Pull out every line below holding the word "into".

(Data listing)
------------------------------------------------------------
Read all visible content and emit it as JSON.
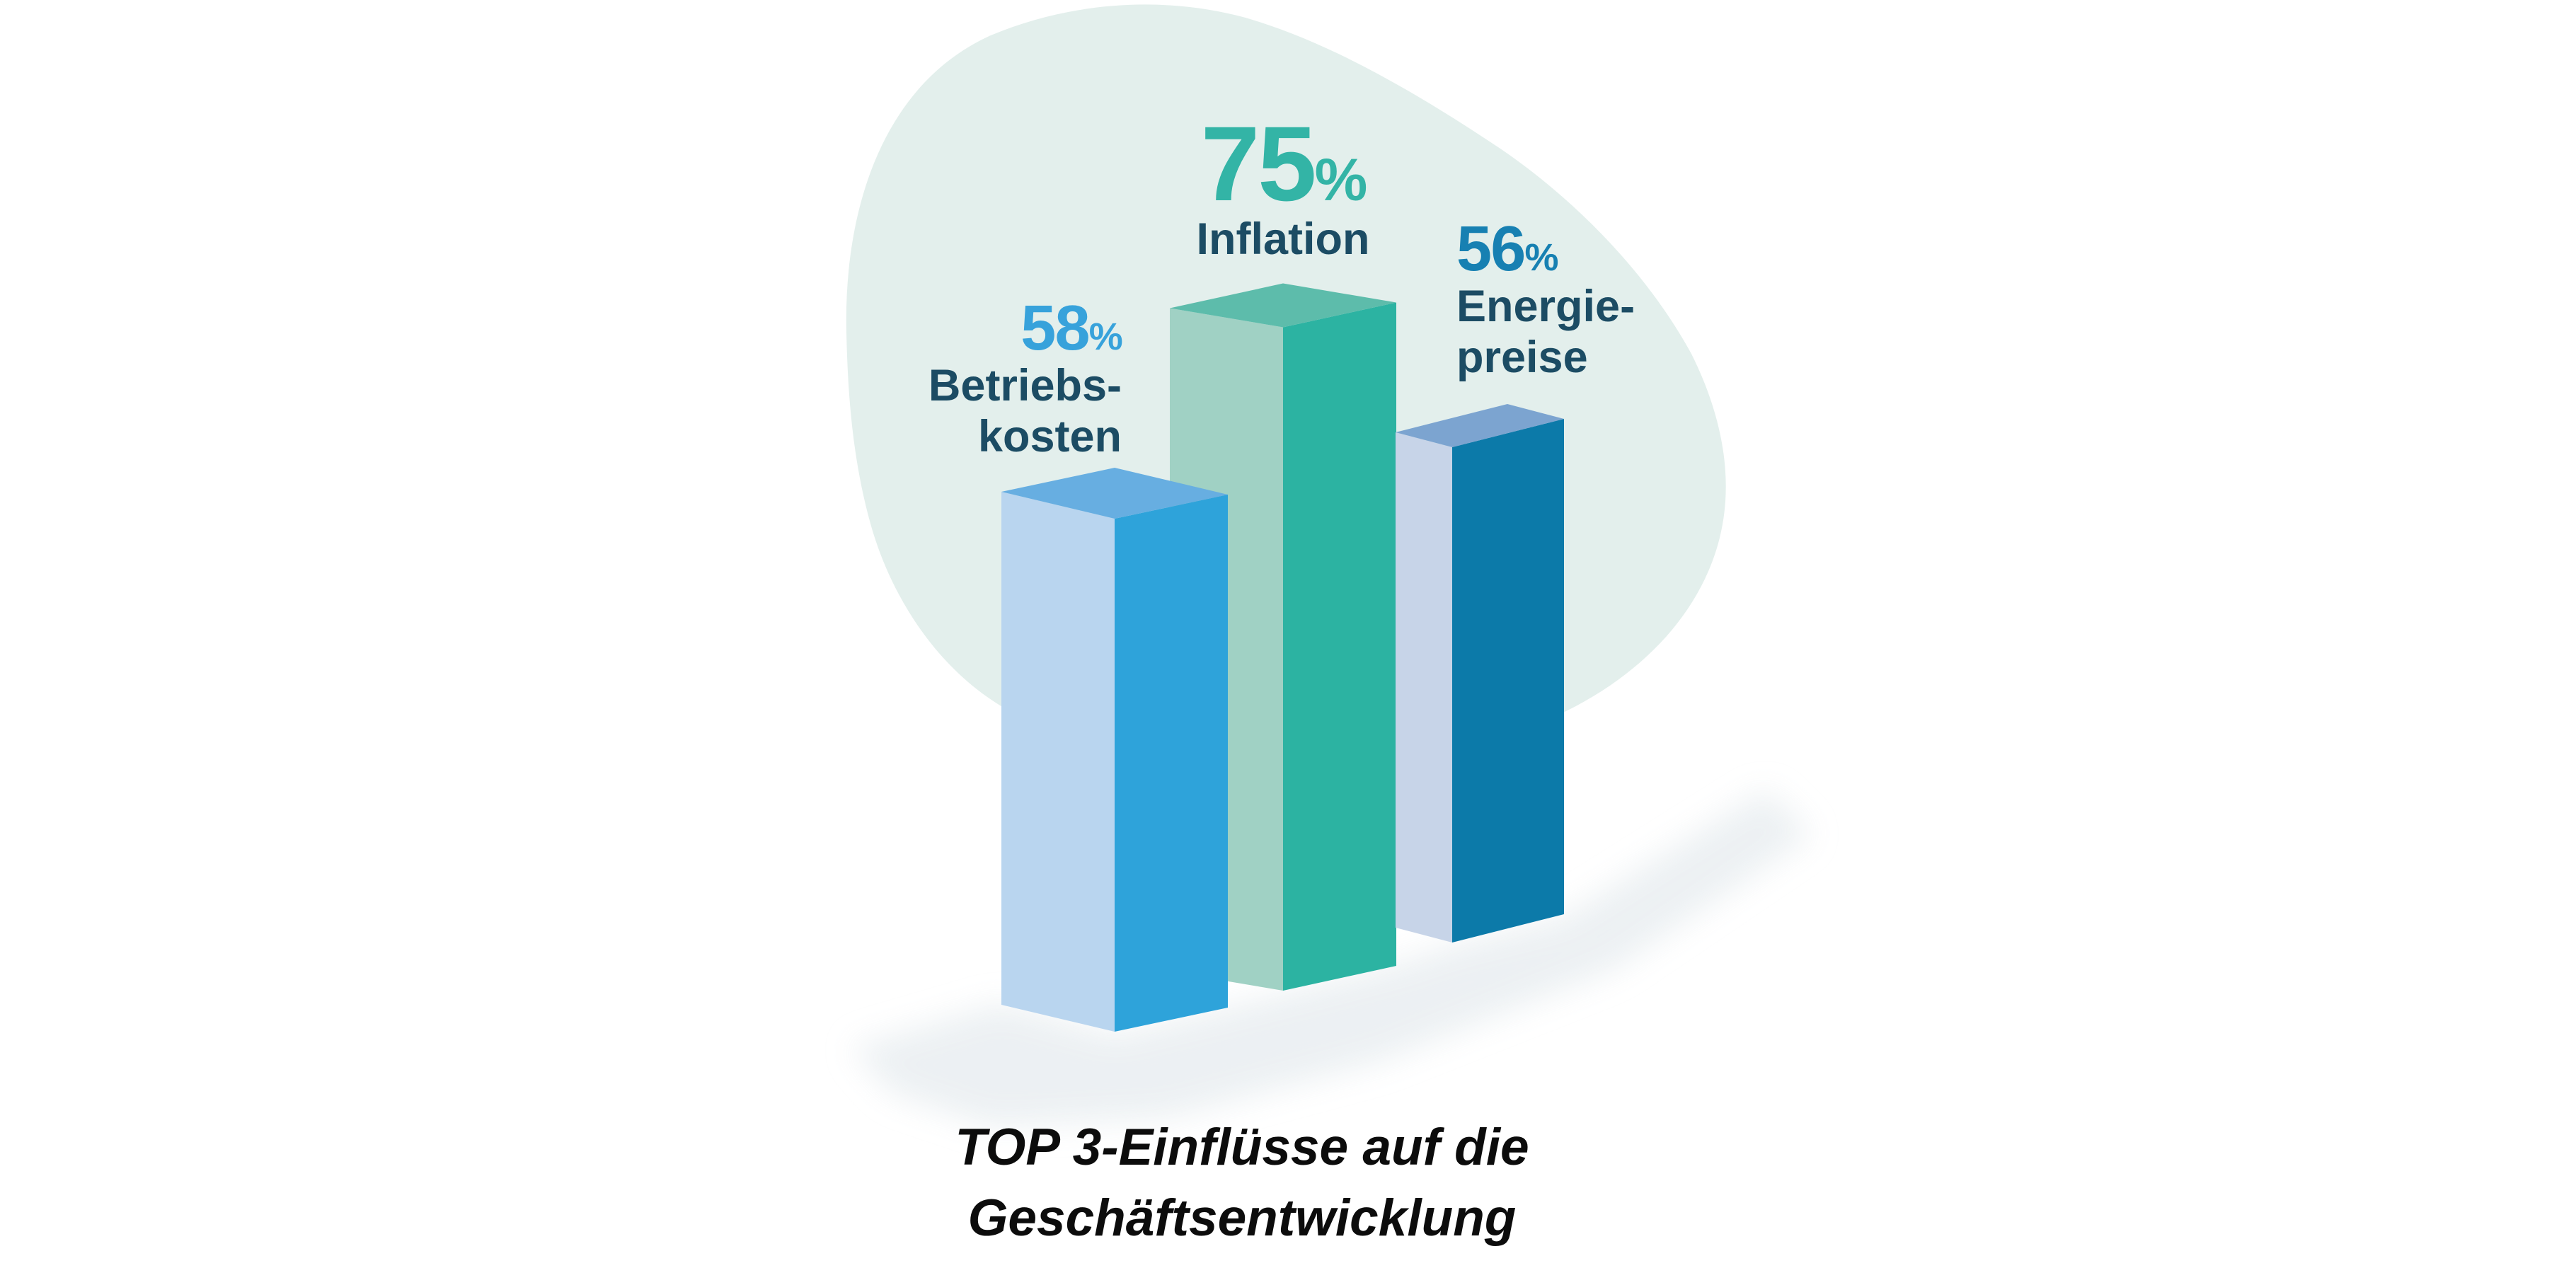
{
  "chart_data": {
    "type": "bar",
    "title": "TOP 3-Einflüsse auf die Geschäftsentwicklung",
    "unit": "%",
    "categories": [
      "Betriebskosten",
      "Inflation",
      "Energiepreise"
    ],
    "values": [
      58,
      75,
      56
    ],
    "ylim": [
      0,
      100
    ],
    "grid": false,
    "legend": false,
    "percent_sign": "%",
    "bars": [
      {
        "id": "betriebskosten",
        "value": 58,
        "label_lines": [
          "Betriebs-",
          "kosten"
        ],
        "number_color": "#37a2db",
        "faces": {
          "left": "#b9d5ef",
          "right": "#2ea3da",
          "top": "#67aee1"
        }
      },
      {
        "id": "inflation",
        "value": 75,
        "label_lines": [
          "Inflation"
        ],
        "number_color": "#33b4a6",
        "faces": {
          "left": "#a0d1c4",
          "right": "#2cb3a2",
          "top": "#5dbcab"
        }
      },
      {
        "id": "energiepreise",
        "value": 56,
        "label_lines": [
          "Energie-",
          "preise"
        ],
        "number_color": "#1780b2",
        "faces": {
          "left": "#c7d4e8",
          "right": "#0c7aa9",
          "top": "#7ca4d0"
        }
      }
    ]
  },
  "caption": {
    "line1": "TOP 3-Einflüsse auf die",
    "line2": "Geschäftsentwicklung"
  },
  "colors": {
    "background": "#ffffff",
    "blob": "#e3efec",
    "shadow": "#e9eef1",
    "label_text": "#1c4c64",
    "caption_text": "#0c0c0c"
  }
}
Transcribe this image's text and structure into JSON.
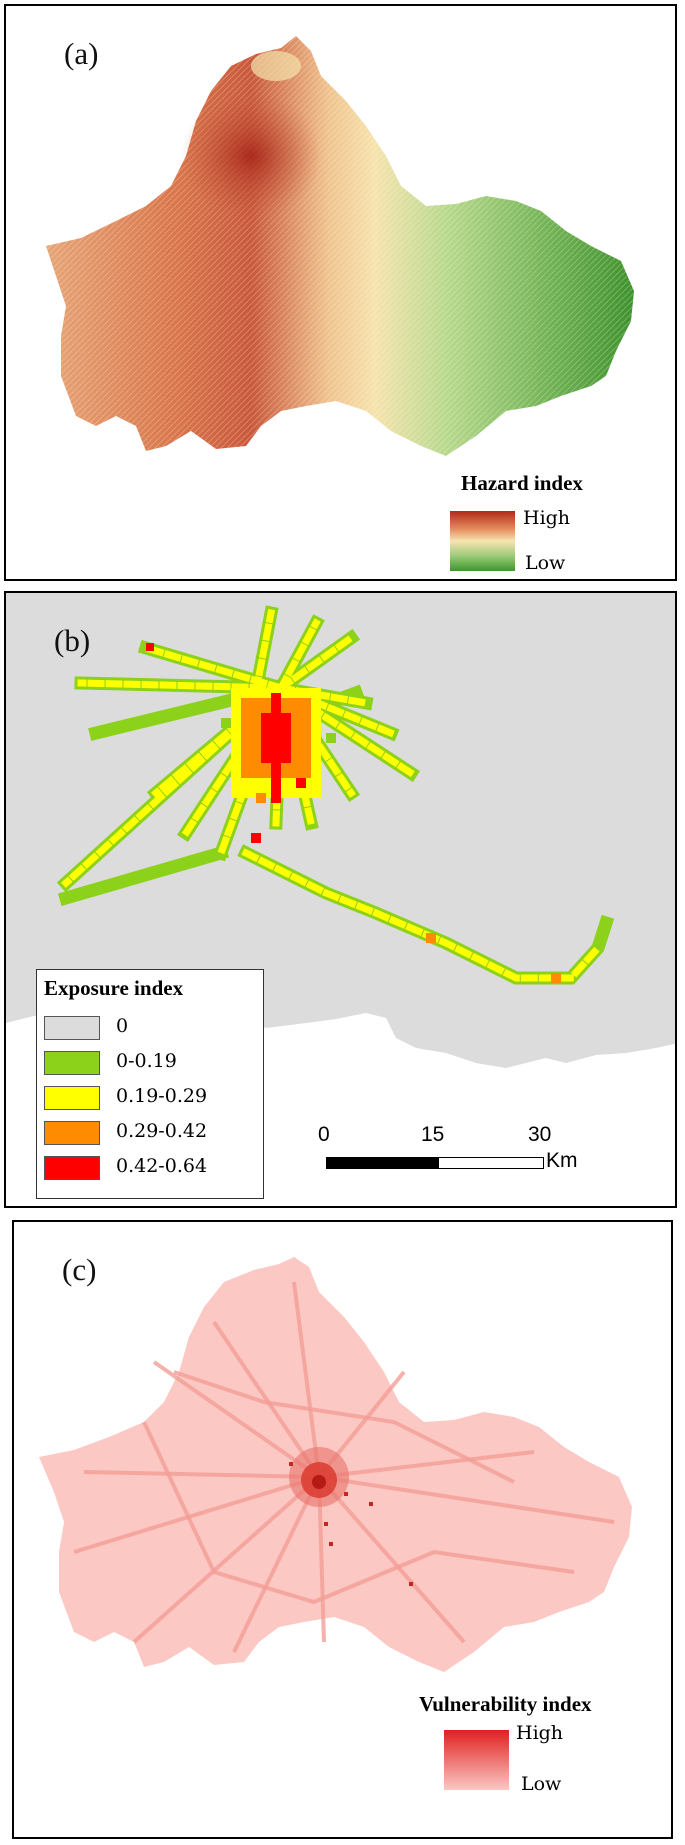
{
  "panel_a": {
    "label": "(a)",
    "legend_title": "Hazard index",
    "legend_high": "High",
    "legend_low": "Low",
    "ramp_colors": [
      "#b22a18",
      "#e58c5e",
      "#f7e4b0",
      "#9ccb78",
      "#3e962e"
    ]
  },
  "panel_b": {
    "label": "(b)",
    "legend_title": "Exposure index",
    "classes": [
      {
        "label": "0",
        "color": "#dcdcdc"
      },
      {
        "label": "0-0.19",
        "color": "#8cd11a"
      },
      {
        "label": "0.19-0.29",
        "color": "#ffff00"
      },
      {
        "label": "0.29-0.42",
        "color": "#ff8c00"
      },
      {
        "label": "0.42-0.64",
        "color": "#ff0000"
      }
    ],
    "scale_ticks": [
      "0",
      "15",
      "30"
    ],
    "scale_unit": "Km"
  },
  "panel_c": {
    "label": "(c)",
    "legend_title": "Vulnerability index",
    "legend_high": "High",
    "legend_low": "Low",
    "ramp_colors": [
      "#e02020",
      "#fbc8c4"
    ]
  }
}
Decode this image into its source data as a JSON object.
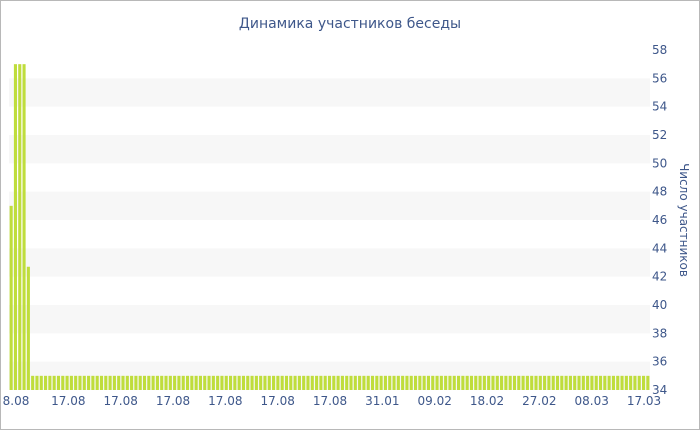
{
  "chart_data": {
    "type": "bar",
    "title": "Динамика участников беседы",
    "ylabel": "Число участников",
    "xlabel": "",
    "ylim": [
      34,
      58
    ],
    "yticks": [
      34,
      36,
      38,
      40,
      42,
      44,
      46,
      48,
      50,
      52,
      54,
      56,
      58
    ],
    "y_axis_position": "right",
    "grid": "alternating horizontal bands",
    "x_tick_labels": [
      "8.08",
      "17.08",
      "17.08",
      "17.08",
      "17.08",
      "17.08",
      "17.08",
      "31.01",
      "09.02",
      "18.02",
      "27.02",
      "08.03",
      "17.03"
    ],
    "values": [
      47,
      57,
      57,
      57,
      42.7,
      35,
      35,
      35,
      35,
      35,
      35,
      35,
      35,
      35,
      35,
      35,
      35,
      35,
      35,
      35,
      35,
      35,
      35,
      35,
      35,
      35,
      35,
      35,
      35,
      35,
      35,
      35,
      35,
      35,
      35,
      35,
      35,
      35,
      35,
      35,
      35,
      35,
      35,
      35,
      35,
      35,
      35,
      35,
      35,
      35,
      35,
      35,
      35,
      35,
      35,
      35,
      35,
      35,
      35,
      35,
      35,
      35,
      35,
      35,
      35,
      35,
      35,
      35,
      35,
      35,
      35,
      35,
      35,
      35,
      35,
      35,
      35,
      35,
      35,
      35,
      35,
      35,
      35,
      35,
      35,
      35,
      35,
      35,
      35,
      35,
      35,
      35,
      35,
      35,
      35,
      35,
      35,
      35,
      35,
      35,
      35,
      35,
      35,
      35,
      35,
      35,
      35,
      35,
      35,
      35,
      35,
      35,
      35,
      35,
      35,
      35,
      35,
      35,
      35,
      35,
      35,
      35,
      35,
      35,
      35,
      35,
      35,
      35,
      35,
      35,
      35,
      35,
      35,
      35,
      35,
      35,
      35,
      35,
      35,
      35,
      35,
      35,
      35,
      35,
      35,
      35,
      35,
      35,
      35
    ],
    "bar_color": "#bfdd3c",
    "band_color": "#f7f7f7",
    "text_color": "#3e578a"
  }
}
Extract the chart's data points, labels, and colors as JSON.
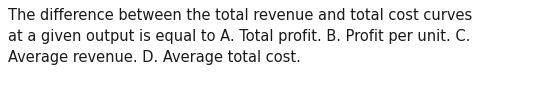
{
  "text": "The difference between the total revenue and total cost curves\nat a given output is equal to A. Total profit. B. Profit per unit. C.\nAverage revenue. D. Average total cost.",
  "background_color": "#ffffff",
  "text_color": "#1a1a1a",
  "font_size": 10.5,
  "fig_width": 5.58,
  "fig_height": 1.05,
  "dpi": 100
}
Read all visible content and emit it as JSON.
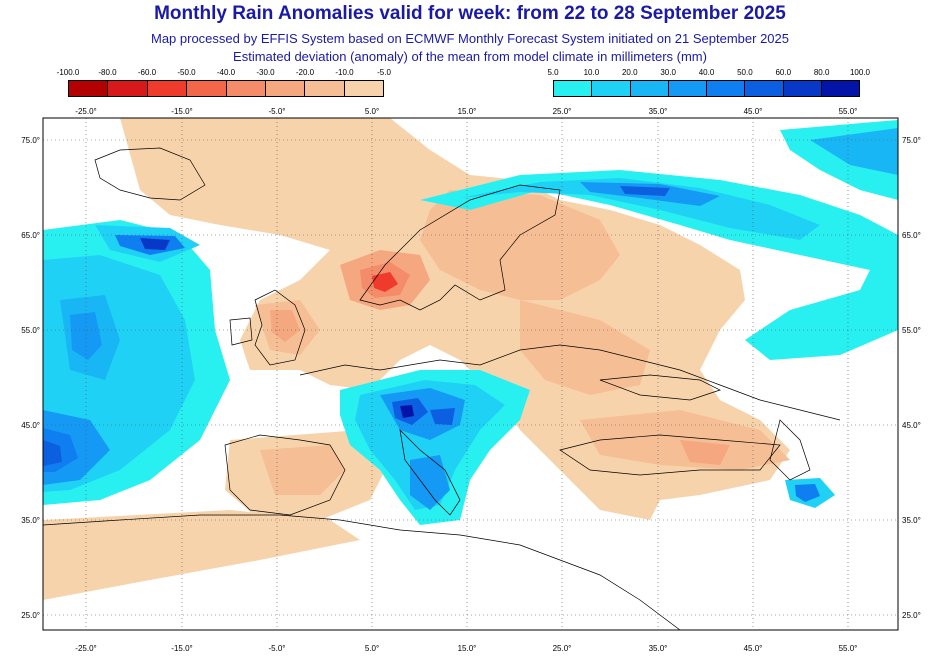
------------------------------------------------------------
### [In response]
Transcribe this image's text and structure into JSON.
Decode this image into its source data as a JSON object.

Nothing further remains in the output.